**AIM OF THE EXERCISE:** Copy all lines below containing "this".

# INFORMATION SHOWN start

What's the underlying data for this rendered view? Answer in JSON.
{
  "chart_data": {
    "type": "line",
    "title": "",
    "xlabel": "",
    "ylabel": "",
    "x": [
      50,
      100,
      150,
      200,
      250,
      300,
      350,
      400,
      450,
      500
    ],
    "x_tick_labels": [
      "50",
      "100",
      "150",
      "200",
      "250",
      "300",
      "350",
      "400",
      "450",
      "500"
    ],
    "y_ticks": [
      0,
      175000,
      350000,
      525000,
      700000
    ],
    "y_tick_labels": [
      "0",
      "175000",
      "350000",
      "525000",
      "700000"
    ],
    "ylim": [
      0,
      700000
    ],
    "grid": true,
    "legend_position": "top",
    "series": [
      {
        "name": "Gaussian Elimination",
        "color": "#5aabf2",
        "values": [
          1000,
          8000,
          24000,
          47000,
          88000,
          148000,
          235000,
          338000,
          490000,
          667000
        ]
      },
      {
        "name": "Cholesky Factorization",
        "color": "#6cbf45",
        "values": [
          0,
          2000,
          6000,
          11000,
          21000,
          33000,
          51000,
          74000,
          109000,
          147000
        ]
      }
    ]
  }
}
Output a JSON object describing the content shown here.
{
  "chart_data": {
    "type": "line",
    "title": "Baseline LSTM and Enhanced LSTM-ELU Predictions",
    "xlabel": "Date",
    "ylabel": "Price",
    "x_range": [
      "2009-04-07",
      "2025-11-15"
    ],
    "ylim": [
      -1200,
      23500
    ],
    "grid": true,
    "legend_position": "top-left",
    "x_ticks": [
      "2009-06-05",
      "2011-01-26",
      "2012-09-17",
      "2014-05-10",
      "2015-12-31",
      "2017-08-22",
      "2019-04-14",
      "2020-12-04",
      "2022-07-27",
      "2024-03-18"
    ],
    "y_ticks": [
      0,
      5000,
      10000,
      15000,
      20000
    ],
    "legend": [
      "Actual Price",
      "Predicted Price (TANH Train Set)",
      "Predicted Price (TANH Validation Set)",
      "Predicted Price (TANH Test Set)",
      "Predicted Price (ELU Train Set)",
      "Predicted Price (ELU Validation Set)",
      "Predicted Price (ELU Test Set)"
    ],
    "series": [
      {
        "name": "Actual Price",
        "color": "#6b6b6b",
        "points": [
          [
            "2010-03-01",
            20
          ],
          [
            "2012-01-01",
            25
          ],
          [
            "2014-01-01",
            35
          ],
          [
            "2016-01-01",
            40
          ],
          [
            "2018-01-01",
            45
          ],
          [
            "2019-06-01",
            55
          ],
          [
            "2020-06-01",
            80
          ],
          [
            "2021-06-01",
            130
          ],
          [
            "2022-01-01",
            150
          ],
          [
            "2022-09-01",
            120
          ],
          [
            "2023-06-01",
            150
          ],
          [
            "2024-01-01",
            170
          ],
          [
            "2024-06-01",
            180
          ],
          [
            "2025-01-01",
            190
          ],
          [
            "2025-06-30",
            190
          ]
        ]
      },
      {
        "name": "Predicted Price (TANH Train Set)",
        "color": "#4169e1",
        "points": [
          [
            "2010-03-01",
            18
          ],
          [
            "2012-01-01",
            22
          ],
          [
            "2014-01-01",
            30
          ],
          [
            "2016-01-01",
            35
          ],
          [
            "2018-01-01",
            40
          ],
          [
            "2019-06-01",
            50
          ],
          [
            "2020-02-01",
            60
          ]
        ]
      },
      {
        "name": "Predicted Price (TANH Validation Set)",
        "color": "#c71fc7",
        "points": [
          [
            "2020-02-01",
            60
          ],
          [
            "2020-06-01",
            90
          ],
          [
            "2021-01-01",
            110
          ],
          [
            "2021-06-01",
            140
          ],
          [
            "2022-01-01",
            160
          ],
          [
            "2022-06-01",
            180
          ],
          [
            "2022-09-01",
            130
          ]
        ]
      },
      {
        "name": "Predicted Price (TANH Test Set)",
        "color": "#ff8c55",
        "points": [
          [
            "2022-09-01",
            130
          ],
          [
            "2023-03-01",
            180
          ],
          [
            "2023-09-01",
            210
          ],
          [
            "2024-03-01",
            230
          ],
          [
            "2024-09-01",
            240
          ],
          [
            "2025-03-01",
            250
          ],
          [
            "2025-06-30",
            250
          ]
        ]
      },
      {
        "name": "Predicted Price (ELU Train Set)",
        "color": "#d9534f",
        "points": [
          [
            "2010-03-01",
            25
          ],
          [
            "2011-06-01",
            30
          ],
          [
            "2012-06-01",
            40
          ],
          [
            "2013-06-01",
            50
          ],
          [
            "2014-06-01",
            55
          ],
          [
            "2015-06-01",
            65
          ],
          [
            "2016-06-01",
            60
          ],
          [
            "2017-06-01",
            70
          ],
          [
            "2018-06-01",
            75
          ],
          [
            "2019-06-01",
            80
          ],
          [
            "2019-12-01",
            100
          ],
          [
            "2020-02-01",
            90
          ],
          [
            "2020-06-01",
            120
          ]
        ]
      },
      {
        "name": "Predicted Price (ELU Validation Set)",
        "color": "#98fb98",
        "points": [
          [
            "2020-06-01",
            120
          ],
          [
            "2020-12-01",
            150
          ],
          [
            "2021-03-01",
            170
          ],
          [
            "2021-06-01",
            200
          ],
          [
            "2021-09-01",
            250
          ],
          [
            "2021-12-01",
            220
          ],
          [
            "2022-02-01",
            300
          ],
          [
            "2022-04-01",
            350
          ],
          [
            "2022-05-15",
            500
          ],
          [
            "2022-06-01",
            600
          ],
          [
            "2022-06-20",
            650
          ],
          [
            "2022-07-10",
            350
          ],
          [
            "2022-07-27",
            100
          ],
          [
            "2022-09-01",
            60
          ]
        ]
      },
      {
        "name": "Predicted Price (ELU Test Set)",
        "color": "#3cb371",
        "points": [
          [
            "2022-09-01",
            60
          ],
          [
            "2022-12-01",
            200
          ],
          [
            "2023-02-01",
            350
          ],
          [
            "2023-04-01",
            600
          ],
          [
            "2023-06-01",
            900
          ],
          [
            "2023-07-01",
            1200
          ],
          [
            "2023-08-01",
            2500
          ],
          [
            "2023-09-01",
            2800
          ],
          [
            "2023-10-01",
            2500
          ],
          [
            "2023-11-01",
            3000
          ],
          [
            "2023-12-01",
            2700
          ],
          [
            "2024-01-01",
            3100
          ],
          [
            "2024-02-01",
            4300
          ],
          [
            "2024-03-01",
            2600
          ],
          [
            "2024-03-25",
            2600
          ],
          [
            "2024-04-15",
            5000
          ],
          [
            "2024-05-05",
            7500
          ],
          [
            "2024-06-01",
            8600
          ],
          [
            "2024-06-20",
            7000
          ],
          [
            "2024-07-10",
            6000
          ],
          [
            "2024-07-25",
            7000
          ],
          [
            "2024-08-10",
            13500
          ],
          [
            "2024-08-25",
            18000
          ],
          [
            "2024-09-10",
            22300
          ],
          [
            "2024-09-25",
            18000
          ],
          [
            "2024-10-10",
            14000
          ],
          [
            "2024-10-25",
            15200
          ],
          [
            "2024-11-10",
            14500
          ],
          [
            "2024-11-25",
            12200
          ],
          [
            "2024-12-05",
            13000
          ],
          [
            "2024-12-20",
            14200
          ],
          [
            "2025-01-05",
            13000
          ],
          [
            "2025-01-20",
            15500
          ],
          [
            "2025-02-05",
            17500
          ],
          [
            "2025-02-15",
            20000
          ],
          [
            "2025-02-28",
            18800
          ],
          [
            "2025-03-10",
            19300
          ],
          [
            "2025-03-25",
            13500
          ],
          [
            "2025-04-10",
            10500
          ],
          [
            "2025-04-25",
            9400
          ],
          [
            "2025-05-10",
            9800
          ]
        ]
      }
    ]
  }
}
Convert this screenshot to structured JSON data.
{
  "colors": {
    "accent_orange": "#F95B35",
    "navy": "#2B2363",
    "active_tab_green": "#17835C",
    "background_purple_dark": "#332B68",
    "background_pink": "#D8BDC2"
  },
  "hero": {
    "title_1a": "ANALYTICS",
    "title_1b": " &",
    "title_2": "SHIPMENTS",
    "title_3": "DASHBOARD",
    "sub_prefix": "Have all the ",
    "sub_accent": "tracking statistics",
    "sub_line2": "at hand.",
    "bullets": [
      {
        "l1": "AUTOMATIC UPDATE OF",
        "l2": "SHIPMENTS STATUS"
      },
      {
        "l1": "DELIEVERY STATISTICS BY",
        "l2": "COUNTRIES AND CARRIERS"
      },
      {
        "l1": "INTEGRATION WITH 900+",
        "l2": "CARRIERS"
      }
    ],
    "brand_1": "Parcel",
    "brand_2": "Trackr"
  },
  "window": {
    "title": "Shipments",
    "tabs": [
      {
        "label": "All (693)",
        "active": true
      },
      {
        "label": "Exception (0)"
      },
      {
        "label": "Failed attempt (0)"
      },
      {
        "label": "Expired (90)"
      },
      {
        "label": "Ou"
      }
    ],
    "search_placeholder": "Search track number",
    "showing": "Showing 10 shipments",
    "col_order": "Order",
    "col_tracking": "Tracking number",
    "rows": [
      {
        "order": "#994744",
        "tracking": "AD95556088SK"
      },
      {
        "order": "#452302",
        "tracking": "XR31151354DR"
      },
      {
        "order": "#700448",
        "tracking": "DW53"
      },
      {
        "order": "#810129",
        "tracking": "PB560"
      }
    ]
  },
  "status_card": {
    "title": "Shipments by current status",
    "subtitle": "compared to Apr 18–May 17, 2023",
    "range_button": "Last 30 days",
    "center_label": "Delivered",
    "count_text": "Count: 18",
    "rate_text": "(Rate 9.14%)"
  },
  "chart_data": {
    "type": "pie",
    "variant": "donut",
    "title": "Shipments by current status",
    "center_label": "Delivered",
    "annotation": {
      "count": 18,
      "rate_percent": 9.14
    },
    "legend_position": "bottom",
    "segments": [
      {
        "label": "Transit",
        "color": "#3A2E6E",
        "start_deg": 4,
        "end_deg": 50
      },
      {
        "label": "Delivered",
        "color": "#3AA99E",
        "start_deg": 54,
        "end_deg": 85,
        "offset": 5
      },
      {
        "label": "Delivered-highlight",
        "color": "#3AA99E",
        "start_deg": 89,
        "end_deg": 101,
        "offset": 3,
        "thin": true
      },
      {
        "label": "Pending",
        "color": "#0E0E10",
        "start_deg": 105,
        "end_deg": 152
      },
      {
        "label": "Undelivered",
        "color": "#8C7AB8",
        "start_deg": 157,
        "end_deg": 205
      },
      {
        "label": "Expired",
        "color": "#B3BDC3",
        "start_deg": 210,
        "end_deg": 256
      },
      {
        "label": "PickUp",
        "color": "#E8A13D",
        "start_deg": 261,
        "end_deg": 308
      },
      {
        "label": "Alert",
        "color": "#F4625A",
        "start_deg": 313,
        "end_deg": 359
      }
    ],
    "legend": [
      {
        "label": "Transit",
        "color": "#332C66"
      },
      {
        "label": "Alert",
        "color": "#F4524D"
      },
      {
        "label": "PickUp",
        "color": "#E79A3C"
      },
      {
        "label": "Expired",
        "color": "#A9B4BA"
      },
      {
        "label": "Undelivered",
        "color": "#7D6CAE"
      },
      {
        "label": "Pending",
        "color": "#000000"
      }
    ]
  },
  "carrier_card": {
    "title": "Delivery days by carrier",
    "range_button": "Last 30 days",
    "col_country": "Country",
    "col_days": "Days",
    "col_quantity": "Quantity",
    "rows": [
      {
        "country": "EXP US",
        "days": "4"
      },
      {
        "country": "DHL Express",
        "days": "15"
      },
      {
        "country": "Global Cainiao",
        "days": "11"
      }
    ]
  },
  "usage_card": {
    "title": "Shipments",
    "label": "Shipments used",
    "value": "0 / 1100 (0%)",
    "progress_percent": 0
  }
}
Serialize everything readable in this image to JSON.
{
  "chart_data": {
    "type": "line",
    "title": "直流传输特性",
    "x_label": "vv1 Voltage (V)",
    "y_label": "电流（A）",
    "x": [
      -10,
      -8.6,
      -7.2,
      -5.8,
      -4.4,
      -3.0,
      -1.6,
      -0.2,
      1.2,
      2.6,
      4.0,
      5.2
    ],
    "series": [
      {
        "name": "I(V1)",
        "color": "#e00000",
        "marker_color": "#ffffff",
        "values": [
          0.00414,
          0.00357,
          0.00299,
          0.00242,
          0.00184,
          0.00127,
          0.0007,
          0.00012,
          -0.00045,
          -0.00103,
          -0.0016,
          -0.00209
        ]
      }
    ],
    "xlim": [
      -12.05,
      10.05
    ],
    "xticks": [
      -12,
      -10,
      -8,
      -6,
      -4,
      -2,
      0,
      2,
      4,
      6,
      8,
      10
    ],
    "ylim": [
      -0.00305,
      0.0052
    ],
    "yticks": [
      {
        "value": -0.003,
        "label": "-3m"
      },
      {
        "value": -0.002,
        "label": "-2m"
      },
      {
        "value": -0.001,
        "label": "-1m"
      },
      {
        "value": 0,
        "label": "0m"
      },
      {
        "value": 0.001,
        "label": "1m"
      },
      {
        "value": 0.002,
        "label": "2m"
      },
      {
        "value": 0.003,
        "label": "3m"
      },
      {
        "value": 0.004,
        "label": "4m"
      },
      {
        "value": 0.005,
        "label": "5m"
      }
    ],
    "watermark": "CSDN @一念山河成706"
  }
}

# INFORMATION SHOWN end

**CORRECT RESPONSE:**
What's the underlying data for this rendered view? Answer in JSON.
Convert this screenshot to structured JSON data.
Serialize everything readable in this image to JSON.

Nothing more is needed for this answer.